7. Star Trek: Trexels (iOS)
Of course we’re starting with a mobile game. After all, that’s where microtransactions have most made their presence felt. Microtransactions are like a swarm of angry mosquitos carrying West Nile Virus and then asking you to pay them to give you the cure after they’ve infected you.
Star Trek: Trexels looked SO promising on the surface. Colorful characters, a customizable Enterprise, the ability to explore deep space and send your crew on missions. The perfect kind of game to play when you’re home alone and it’s time to make a trip to the bathroom.
Because it wouldn’t have been sinister enough to simply give gamers a fun and addicting Star Trek game with no strings attached, [x]cube GAMES decided to do what way too many mobile games are doing nowadays and beat players about the head, neck and chest with timers and paywalls.
The concept of the entire “timers and paywalls” scam (and let’s call a spade a spade: this is a blatant scam) is that the developer will purposely make a game extremely difficult or tedious or flood the game with long timers and then offer up microtransactions allowing the players to spend real money to purchase “X game-related item(s)” they can then use to speed up the timers or make the game easier to play.
Star Trek: Trexels takes this way beyond the typical paywalls of most free-to-play games. Also, it’s not free-to-play. This game costs $2.99 in the App Store.
While most games of this nature consist of one or two timers (energy and lives or the like), Trexels is nothing but timers. On top of that, each level is purposely designed to exhaust nearly all your resources. Players are not permitted to grind previously beaten maps as an alternative. You can either take the required 10 years worth of tedious real-time gameplay to counter the timers, or buy a buttload of dilithium crystals to speed things up.
To put the icing on the entire microtransaction assault, later levels actually require players to have purchased premium rooms on the Enterprise.

Work instruction A: According to the Trexels entry, why does the list begin with a mobile game? Answer in one to three sentences.
Work instruction B: What does the Trexels entry give as the game's price in the App Store?
Work instruction C:
For each statement, state whether it agrees with the Trexels entry, and quote the words of the entry that decide it.
(i) Star Trek: Trexels is a free-to-play game.
(ii) Players may grind previously beaten maps to avoid the timers.
(iii) Later levels require players to have purchased premium rooms on the Enterprise.

Entries provided:
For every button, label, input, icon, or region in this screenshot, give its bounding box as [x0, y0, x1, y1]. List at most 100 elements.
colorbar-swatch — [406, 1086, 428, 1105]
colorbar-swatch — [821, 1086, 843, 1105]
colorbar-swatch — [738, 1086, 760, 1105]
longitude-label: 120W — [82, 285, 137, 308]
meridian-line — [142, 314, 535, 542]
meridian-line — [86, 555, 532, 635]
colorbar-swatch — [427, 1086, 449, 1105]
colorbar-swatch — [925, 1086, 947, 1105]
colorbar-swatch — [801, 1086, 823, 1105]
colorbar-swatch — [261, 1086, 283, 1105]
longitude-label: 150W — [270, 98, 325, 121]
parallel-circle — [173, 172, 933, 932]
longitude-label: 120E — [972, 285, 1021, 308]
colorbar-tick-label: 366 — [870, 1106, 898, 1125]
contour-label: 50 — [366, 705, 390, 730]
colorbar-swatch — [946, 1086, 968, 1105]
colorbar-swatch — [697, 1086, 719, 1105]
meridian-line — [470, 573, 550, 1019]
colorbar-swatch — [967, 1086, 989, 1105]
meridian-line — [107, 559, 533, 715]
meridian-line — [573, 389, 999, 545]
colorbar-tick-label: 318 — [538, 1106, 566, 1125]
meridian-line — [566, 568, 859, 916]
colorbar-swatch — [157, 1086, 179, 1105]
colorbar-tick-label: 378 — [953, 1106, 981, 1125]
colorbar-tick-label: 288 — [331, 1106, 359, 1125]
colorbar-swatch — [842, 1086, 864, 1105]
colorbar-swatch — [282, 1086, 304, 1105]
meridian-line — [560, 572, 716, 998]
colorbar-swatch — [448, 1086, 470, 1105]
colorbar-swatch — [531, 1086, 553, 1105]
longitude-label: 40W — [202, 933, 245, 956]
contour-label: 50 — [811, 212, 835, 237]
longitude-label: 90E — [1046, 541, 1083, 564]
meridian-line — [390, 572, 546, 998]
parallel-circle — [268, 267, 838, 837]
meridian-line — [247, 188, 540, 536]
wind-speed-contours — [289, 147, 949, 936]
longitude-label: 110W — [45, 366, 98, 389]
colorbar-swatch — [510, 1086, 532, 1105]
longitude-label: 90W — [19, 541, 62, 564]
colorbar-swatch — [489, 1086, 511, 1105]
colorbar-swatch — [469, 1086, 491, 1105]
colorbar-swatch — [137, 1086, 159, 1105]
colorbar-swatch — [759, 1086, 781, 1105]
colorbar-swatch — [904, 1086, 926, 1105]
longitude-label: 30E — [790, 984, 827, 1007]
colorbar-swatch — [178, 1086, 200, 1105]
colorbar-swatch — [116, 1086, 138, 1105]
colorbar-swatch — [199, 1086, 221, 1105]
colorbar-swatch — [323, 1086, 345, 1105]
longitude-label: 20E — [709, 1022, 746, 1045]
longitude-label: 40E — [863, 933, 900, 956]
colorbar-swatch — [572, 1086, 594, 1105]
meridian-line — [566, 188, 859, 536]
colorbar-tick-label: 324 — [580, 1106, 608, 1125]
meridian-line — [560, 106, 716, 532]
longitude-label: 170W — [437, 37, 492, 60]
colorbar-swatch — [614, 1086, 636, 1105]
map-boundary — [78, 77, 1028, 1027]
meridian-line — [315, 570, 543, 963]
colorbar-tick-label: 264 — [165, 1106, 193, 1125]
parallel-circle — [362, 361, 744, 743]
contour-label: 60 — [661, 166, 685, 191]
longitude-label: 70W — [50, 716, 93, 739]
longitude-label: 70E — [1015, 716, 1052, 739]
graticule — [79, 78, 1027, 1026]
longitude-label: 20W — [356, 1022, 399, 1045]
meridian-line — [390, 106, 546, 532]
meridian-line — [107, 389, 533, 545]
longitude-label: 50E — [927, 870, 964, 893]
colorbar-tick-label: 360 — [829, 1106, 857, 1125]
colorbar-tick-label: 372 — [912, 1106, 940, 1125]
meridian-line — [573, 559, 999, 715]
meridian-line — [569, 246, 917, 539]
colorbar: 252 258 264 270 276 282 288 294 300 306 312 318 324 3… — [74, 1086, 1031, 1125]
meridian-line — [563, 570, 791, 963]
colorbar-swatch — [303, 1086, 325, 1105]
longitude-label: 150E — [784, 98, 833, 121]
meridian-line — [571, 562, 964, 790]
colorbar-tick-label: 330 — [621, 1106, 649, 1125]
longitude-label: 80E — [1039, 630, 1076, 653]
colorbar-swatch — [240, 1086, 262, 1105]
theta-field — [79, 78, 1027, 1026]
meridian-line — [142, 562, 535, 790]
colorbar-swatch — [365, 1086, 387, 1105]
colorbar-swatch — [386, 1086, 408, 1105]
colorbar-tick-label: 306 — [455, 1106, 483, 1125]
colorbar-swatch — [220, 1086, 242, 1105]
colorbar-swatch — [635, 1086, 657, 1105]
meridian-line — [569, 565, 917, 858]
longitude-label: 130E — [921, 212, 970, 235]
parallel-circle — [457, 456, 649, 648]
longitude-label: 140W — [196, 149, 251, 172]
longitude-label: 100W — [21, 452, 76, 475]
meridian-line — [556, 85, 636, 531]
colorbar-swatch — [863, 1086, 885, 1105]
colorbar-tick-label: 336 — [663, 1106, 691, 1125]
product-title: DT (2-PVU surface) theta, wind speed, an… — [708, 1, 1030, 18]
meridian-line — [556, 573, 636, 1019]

Problem solution A: The list begins with a mobile game because mobile games are where microtransactions have most made their presence felt.

Problem solution B: $2.99.

Problem solution C:
(i) No: "Also, it’s not free-to-play. This game costs $2.99 in the App Store."
(ii) No: "Players are not permitted to grind previously beaten maps as an alternative."
(iii) Yes: "later levels actually require players to have purchased premium rooms on the Enterprise."